▶ [Task goal]:
All entries below are to be returned in full, exactly as they stand.

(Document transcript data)
▬▬▬▬▬▬

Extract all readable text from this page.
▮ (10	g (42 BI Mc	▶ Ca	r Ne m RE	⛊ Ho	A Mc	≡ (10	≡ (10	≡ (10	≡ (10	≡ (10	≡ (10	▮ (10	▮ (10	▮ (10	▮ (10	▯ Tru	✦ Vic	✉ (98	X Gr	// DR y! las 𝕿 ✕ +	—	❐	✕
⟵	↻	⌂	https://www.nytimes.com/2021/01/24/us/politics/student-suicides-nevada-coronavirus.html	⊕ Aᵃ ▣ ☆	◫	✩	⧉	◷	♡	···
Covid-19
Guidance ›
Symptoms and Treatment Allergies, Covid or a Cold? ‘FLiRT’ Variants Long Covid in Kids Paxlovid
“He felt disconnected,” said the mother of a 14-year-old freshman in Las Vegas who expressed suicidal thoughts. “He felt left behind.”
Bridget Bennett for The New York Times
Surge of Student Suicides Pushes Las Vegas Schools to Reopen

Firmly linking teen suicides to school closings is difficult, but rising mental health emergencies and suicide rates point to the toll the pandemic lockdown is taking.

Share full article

▬▬▬▬▬▬

▶ [Exercise output]:
Extract all readable text from this page.
▮ (10	g (42 BI Mc	▶ Ca	r Ne m RE	⛊ Ho	A Mc	≡ (10	≡ (10	≡ (10	≡ (10	≡ (10	≡ (10	▮ (10	▮ (10	▮ (10	▮ (10	▯ Tru	✦ Vic	✉ (98	X Gr	// DR y! las 𝕿 ✕ +	—	❐	✕
⟵	↻	⌂	https://www.nytimes.com/2021/01/24/us/politics/student-suicides-nevada-coronavirus.html	⊕ Aᵃ ▣ ☆	◫	✩	⧉	◷	♡	···
Covid-19
Guidance ›
Symptoms and Treatment Allergies, Covid or a Cold? ‘FLiRT’ Variants Long Covid in Kids Paxlovid
“He felt disconnected,” said the mother of a 14-year-old freshman in Las Vegas who expressed suicidal thoughts. “He felt left behind.”
Bridget Bennett for The New York Times
Surge of Student Suicides Pushes Las Vegas Schools to Reopen

Firmly linking teen suicides to school closings is difficult, but rising mental health emergencies and suicide rates point to the toll the pandemic lockdown is taking.

Share full article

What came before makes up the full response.